Start of Supplied entries
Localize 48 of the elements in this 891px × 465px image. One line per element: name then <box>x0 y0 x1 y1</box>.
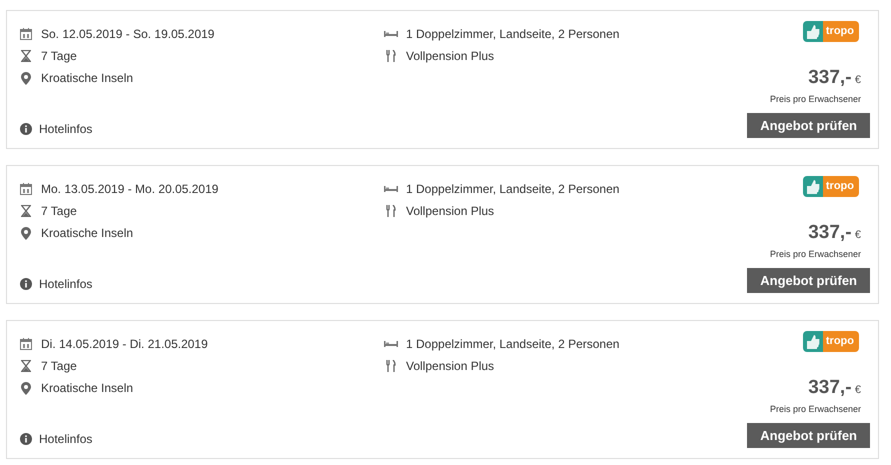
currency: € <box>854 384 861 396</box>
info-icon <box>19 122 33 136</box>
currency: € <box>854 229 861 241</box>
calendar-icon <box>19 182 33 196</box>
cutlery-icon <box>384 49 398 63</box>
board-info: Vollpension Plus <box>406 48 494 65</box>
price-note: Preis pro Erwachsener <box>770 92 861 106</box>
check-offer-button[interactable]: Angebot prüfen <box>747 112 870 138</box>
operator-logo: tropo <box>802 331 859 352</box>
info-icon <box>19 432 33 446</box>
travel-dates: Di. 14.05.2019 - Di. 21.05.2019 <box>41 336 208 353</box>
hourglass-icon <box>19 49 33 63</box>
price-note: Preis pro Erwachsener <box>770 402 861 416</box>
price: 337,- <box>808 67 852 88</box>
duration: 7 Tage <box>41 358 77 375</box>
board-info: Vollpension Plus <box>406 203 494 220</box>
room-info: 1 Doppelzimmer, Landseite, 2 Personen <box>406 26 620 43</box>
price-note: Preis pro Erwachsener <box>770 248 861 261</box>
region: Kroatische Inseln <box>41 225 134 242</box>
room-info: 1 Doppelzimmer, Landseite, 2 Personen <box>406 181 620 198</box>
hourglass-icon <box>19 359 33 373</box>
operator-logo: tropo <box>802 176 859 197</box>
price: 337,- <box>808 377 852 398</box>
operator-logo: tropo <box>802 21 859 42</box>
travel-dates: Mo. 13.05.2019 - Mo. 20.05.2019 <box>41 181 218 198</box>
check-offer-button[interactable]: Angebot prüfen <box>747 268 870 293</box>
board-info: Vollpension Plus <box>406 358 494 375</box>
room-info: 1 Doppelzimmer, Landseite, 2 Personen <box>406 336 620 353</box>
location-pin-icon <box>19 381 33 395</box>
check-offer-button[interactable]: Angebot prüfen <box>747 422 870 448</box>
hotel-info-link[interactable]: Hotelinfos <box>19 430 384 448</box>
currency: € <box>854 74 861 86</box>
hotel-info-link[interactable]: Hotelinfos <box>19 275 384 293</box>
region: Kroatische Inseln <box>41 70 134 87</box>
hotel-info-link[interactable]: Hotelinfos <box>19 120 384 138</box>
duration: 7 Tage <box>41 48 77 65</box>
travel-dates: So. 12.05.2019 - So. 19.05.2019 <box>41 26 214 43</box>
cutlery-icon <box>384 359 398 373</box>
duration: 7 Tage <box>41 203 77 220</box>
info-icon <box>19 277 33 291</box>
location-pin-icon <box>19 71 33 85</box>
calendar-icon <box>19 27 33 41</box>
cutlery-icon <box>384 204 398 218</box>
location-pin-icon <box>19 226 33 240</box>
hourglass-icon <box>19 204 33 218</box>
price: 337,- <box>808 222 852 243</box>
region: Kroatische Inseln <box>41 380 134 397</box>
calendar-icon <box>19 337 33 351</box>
End of Supplied entries
-- What the task asks --
From the listing above, copy word for word the lines that start with the one containing "currency: € <box>854 384 861 396</box>" and run through the one containing "board-info: Vollpension Plus <box>406 48", including both of those lines.

-- Task result --
currency: € <box>854 384 861 396</box>
info-icon <box>19 122 33 136</box>
currency: € <box>854 229 861 241</box>
calendar-icon <box>19 182 33 196</box>
cutlery-icon <box>384 49 398 63</box>
board-info: Vollpension Plus <box>406 48 494 65</box>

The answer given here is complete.